### Page extract
[Start of section]
The organization estimates that 90 percent of local neighborhood restaurant revenue comes from foot traffic and on site consumption, which became unfeasible for many small-capacity establishments amid social distancing guidelines and the stay-at-home orders during the height of the pandemic last year. 

Sweet Teez, a Dorchester-based bakery, was one of many businesses that felt the financial destabilization of Covid time’ After experiencing its most profitable first quarter, Teresa Maynard, the shop’s proprietor said, “everything came to a screeching halt” in March.

That month, she packed up her wares and left the food business incubator at CommonWealth Kitchen on Quincy Street, and two months later, in May, she contracted tye coronavirus. It took her a month to recover so she could bake again.
“I had never felt so sick in my entire life,” she said. “But, toward the end, I thought that ‘if I live through this, I have to hit the ground running, I have to live my life to the fullest,’ and that’s what I’ve been doing.”
[End of section]
Update the pandemic restaurant article starting at "The organization estimates" and ending at "pandemic last year.", with "foot traffic" replaced by "walk-in customers".

### Records shown
[Start of section]
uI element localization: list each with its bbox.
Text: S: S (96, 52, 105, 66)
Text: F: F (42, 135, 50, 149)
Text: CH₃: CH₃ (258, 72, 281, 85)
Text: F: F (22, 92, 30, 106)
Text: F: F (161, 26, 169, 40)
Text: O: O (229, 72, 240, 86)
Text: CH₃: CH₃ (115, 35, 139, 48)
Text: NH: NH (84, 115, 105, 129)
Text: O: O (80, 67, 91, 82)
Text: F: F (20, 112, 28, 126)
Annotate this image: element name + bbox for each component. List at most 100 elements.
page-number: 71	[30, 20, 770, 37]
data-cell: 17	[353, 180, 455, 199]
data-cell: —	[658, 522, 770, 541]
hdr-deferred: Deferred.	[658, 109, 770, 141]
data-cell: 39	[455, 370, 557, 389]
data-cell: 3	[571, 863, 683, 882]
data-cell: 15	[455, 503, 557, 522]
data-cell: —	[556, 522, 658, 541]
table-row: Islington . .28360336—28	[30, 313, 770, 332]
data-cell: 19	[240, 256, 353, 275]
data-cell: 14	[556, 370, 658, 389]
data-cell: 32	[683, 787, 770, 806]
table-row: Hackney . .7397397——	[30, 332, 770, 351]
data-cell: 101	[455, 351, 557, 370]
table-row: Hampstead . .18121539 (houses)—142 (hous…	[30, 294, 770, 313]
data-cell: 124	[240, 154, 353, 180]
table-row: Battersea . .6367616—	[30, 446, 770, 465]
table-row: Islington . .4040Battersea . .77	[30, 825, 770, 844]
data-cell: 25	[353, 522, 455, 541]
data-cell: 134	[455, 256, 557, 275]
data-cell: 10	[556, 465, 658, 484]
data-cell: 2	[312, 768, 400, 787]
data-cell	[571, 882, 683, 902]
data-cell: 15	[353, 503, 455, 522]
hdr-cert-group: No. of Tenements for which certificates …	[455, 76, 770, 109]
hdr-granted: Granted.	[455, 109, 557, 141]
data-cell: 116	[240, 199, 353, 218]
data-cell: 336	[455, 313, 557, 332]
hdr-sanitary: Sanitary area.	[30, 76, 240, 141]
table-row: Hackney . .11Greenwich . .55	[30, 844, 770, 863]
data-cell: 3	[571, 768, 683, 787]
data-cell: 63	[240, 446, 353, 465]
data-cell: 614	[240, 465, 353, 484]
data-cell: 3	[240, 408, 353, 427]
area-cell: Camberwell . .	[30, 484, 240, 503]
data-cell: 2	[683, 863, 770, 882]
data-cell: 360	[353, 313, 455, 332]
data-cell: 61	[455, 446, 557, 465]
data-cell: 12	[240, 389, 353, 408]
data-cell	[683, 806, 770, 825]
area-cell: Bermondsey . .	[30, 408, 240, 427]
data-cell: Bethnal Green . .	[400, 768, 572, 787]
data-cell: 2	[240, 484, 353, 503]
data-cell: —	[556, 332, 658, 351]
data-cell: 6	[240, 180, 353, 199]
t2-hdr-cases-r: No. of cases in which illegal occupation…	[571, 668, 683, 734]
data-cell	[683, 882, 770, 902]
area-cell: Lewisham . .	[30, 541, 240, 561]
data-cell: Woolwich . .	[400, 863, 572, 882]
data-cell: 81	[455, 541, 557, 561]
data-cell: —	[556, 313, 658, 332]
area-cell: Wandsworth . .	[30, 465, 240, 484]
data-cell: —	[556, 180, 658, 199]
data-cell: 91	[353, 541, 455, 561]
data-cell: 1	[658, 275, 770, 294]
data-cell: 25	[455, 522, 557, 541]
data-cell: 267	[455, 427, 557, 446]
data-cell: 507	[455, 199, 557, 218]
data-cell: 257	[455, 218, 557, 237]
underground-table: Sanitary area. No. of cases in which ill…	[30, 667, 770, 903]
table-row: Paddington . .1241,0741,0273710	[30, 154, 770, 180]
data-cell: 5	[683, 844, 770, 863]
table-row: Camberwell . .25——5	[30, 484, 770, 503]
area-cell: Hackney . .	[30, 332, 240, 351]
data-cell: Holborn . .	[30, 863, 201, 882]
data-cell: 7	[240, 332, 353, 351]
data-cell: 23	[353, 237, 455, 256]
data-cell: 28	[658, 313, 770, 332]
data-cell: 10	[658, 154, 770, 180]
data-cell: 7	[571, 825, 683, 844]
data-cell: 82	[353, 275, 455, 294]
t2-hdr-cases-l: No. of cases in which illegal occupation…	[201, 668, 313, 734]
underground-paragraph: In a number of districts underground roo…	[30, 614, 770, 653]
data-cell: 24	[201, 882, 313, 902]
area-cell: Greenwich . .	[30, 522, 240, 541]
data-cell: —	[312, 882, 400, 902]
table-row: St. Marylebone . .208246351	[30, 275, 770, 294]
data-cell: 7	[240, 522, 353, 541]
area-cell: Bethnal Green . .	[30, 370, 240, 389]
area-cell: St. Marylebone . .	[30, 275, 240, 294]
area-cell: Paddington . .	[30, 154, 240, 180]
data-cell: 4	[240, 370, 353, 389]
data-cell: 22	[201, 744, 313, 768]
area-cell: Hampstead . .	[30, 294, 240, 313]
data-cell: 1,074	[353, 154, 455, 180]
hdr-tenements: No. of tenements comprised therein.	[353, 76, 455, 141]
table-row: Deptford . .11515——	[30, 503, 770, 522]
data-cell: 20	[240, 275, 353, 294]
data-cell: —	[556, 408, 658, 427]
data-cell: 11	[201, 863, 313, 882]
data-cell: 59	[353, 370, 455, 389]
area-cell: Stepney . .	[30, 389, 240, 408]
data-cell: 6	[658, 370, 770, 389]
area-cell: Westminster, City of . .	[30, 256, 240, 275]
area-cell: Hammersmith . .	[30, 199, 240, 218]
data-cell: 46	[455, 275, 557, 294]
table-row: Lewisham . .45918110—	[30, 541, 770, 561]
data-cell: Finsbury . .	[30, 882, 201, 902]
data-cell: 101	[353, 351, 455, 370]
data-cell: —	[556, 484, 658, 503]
[End of section]
### Result of this exercise
The organization estimates that 90 percent of local neighborhood restaurant revenue comes from walk-in customers and on site consumption, which became unfeasible for many small-capacity establishments amid social distancing guidelines and the stay-at-home orders during the height of the pandemic last year.